> **What is expected**
Copy out the lines that include the word "true".
— Start of Task data —
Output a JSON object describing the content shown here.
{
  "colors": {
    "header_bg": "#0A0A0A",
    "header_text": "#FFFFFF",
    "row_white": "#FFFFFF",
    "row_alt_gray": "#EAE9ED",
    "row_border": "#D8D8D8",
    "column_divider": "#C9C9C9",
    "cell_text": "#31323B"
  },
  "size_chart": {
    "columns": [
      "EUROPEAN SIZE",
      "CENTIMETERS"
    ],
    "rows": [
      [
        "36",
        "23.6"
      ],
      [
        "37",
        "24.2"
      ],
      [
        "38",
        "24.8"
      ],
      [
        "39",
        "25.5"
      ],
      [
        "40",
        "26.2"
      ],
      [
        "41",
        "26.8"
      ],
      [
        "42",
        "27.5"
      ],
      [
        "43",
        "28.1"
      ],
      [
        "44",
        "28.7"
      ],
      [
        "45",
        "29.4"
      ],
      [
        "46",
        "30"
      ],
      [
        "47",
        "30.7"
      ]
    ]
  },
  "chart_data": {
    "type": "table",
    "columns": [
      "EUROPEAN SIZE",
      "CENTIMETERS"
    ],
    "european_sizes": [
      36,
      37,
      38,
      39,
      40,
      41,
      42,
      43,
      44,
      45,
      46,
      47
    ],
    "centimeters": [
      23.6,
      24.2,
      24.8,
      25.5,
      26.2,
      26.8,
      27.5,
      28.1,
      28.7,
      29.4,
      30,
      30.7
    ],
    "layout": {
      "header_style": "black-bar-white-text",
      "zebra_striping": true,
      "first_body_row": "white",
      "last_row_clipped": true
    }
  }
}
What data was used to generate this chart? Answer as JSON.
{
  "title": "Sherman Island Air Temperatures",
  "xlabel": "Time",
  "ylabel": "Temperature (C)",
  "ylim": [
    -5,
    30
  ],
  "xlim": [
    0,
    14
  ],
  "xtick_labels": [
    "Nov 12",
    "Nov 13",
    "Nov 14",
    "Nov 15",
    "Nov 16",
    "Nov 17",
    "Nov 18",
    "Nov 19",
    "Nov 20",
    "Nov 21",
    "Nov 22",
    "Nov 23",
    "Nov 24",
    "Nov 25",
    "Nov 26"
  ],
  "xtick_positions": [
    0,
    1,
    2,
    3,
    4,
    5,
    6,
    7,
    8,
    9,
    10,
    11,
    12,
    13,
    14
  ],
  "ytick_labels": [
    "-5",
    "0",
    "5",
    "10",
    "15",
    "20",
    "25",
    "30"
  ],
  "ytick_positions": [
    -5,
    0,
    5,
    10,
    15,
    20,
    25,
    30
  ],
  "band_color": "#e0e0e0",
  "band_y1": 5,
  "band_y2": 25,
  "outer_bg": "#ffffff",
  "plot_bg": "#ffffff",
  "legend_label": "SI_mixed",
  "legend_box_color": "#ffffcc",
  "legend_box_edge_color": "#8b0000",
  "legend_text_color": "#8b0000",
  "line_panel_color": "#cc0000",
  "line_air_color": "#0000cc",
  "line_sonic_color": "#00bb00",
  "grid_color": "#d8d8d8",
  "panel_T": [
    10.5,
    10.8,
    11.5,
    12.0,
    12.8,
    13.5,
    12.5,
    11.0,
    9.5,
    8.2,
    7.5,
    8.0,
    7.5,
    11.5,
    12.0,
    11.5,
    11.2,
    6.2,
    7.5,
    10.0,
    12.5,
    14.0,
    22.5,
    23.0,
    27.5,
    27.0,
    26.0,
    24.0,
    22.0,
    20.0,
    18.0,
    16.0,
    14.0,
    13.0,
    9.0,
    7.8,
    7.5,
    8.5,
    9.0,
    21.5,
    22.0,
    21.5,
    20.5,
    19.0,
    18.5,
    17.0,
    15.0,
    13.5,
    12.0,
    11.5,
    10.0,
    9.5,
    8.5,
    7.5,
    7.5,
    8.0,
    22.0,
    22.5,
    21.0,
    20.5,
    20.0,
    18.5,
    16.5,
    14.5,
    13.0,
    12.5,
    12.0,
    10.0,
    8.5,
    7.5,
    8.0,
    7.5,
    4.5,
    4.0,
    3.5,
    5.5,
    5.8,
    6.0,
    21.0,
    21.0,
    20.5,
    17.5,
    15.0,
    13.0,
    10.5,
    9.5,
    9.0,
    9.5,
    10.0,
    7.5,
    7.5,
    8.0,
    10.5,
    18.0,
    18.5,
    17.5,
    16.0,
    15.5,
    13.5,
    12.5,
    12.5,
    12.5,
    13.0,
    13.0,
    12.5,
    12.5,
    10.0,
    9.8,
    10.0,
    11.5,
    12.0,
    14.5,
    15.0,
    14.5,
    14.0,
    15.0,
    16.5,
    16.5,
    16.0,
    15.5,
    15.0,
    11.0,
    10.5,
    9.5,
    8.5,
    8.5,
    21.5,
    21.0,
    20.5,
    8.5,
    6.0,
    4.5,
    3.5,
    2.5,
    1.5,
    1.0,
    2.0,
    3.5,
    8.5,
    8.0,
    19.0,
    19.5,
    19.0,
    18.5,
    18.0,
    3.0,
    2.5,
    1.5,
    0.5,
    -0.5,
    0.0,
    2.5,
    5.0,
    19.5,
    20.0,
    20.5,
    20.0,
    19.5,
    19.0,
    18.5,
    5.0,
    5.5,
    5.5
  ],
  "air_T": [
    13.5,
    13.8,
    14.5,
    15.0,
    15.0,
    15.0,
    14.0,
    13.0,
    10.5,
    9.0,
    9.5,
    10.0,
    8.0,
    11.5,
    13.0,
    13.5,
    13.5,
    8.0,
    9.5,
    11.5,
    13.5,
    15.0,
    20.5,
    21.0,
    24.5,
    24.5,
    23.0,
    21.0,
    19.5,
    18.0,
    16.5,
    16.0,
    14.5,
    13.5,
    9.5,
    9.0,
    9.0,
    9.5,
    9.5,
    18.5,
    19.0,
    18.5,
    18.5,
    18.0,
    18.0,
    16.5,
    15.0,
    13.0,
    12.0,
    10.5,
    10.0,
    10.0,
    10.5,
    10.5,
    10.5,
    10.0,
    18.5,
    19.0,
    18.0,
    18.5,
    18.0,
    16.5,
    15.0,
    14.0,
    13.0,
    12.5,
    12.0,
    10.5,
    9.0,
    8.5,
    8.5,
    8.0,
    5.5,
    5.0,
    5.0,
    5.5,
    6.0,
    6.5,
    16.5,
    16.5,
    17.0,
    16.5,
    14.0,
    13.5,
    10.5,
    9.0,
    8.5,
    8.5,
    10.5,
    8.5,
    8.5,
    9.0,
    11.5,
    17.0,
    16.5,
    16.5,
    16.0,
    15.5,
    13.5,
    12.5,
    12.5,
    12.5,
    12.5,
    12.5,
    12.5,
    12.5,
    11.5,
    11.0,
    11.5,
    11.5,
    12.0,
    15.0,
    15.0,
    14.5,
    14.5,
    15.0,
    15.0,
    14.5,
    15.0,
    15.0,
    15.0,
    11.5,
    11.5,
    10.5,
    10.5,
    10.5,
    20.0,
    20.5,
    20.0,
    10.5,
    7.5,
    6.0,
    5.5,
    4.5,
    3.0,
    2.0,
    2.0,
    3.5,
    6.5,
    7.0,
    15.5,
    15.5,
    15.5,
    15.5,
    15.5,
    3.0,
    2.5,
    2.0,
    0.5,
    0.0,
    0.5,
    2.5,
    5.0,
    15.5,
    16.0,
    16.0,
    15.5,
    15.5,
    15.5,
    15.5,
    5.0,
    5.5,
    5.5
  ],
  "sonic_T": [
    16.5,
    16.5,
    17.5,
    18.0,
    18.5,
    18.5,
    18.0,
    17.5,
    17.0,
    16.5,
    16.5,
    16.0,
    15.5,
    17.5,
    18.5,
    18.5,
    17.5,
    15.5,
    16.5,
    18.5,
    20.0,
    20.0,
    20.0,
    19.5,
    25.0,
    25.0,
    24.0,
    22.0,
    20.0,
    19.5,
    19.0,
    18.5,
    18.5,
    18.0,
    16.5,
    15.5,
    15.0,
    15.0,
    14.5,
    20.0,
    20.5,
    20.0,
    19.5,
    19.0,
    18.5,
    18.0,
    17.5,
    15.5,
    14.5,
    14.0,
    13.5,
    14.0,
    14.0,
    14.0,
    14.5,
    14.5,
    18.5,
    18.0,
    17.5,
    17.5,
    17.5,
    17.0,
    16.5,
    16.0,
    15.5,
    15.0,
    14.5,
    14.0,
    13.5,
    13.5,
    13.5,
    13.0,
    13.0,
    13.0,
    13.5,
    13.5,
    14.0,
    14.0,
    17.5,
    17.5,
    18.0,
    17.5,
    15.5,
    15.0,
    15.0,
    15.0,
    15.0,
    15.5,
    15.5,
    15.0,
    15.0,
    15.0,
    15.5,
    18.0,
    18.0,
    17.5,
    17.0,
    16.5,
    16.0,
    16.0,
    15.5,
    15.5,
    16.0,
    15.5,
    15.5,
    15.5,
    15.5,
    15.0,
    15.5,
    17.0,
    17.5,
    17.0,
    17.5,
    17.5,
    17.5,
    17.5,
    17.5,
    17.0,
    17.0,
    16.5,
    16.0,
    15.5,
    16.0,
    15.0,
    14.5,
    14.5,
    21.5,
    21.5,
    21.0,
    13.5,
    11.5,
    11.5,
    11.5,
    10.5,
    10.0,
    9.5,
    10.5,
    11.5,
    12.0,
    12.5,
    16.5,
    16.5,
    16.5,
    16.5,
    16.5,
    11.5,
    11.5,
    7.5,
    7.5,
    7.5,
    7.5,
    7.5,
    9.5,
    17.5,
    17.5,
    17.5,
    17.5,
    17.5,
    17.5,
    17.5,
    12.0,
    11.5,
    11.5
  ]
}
— End of Task data —
> **Task response**
      "zebra_striping": true,
      "last_row_clipped": true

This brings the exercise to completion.